[EXERCISE DETAILS]: Retype the complete listing exactly as it appears.

[THE INPUT]:
#####
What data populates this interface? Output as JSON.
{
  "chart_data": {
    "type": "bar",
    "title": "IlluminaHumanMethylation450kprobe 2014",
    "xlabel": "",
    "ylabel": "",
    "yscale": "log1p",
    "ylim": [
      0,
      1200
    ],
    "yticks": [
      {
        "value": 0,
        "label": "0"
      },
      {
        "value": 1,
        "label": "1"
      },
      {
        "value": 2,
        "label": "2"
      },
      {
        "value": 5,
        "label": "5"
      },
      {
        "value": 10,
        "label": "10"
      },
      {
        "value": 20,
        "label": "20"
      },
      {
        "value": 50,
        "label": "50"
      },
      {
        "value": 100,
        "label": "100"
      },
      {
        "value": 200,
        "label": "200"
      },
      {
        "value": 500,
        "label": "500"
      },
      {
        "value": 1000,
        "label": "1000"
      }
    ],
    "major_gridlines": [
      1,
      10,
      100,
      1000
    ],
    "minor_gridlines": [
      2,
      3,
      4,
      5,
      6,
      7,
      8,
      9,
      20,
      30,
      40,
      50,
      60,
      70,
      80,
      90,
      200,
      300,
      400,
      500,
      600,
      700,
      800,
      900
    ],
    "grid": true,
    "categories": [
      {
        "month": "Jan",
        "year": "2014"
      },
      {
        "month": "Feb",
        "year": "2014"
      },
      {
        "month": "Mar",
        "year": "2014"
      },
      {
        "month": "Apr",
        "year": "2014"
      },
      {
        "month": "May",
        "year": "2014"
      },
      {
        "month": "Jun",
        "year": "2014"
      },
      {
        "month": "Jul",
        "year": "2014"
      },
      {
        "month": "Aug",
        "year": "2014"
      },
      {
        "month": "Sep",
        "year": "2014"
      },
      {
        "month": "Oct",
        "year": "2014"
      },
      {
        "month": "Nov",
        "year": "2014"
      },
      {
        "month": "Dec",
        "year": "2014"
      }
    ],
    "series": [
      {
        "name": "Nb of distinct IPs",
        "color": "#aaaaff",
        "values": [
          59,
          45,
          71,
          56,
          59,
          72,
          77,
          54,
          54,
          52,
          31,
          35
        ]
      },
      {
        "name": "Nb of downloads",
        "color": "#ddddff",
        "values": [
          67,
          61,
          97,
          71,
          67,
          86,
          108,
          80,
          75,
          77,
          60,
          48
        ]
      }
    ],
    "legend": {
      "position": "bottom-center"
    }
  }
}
#####
[TASK ANSWER]:
What data populates this interface? Output as JSON.
{
  "chart_data": {
    "type": "bar",
    "title": "IlluminaHumanMethylation450kprobe 2014",
    "xlabel": "",
    "ylabel": "",
    "yscale": "log1p",
    "ylim": [
      0,
      1200
    ],
    "yticks": [
      {
        "value": 0,
        "label": "0"
      },
      {
        "value": 1,
        "label": "1"
      },
      {
        "value": 2,
        "label": "2"
      },
      {
        "value": 5,
        "label": "5"
      },
      {
        "value": 10,
        "label": "10"
      },
      {
        "value": 20,
        "label": "20"
      },
      {
        "value": 50,
        "label": "50"
      },
      {
        "value": 100,
        "label": "100"
      },
      {
        "value": 200,
        "label": "200"
      },
      {
        "value": 500,
        "label": "500"
      },
      {
        "value": 1000,
        "label": "1000"
      }
    ],
    "major_gridlines": [
      1,
      10,
      100,
      1000
    ],
    "minor_gridlines": [
      2,
      3,
      4,
      5,
      6,
      7,
      8,
      9,
      20,
      30,
      40,
      50,
      60,
      70,
      80,
      90,
      200,
      300,
      400,
      500,
      600,
      700,
      800,
      900
    ],
    "grid": true,
    "categories": [
      {
        "month": "Jan",
        "year": "2014"
      },
      {
        "month": "Feb",
        "year": "2014"
      },
      {
        "month": "Mar",
        "year": "2014"
      },
      {
        "month": "Apr",
        "year": "2014"
      },
      {
        "month": "May",
        "year": "2014"
      },
      {
        "month": "Jun",
        "year": "2014"
      },
      {
        "month": "Jul",
        "year": "2014"
      },
      {
        "month": "Aug",
        "year": "2014"
      },
      {
        "month": "Sep",
        "year": "2014"
      },
      {
        "month": "Oct",
        "year": "2014"
      },
      {
        "month": "Nov",
        "year": "2014"
      },
      {
        "month": "Dec",
        "year": "2014"
      }
    ],
    "series": [
      {
        "name": "Nb of distinct IPs",
        "color": "#aaaaff",
        "values": [
          59,
          45,
          71,
          56,
          59,
          72,
          77,
          54,
          54,
          52,
          31,
          35
        ]
      },
      {
        "name": "Nb of downloads",
        "color": "#ddddff",
        "values": [
          67,
          61,
          97,
          71,
          67,
          86,
          108,
          80,
          75,
          77,
          60,
          48
        ]
      }
    ],
    "legend": {
      "position": "bottom-center"
    }
  }
}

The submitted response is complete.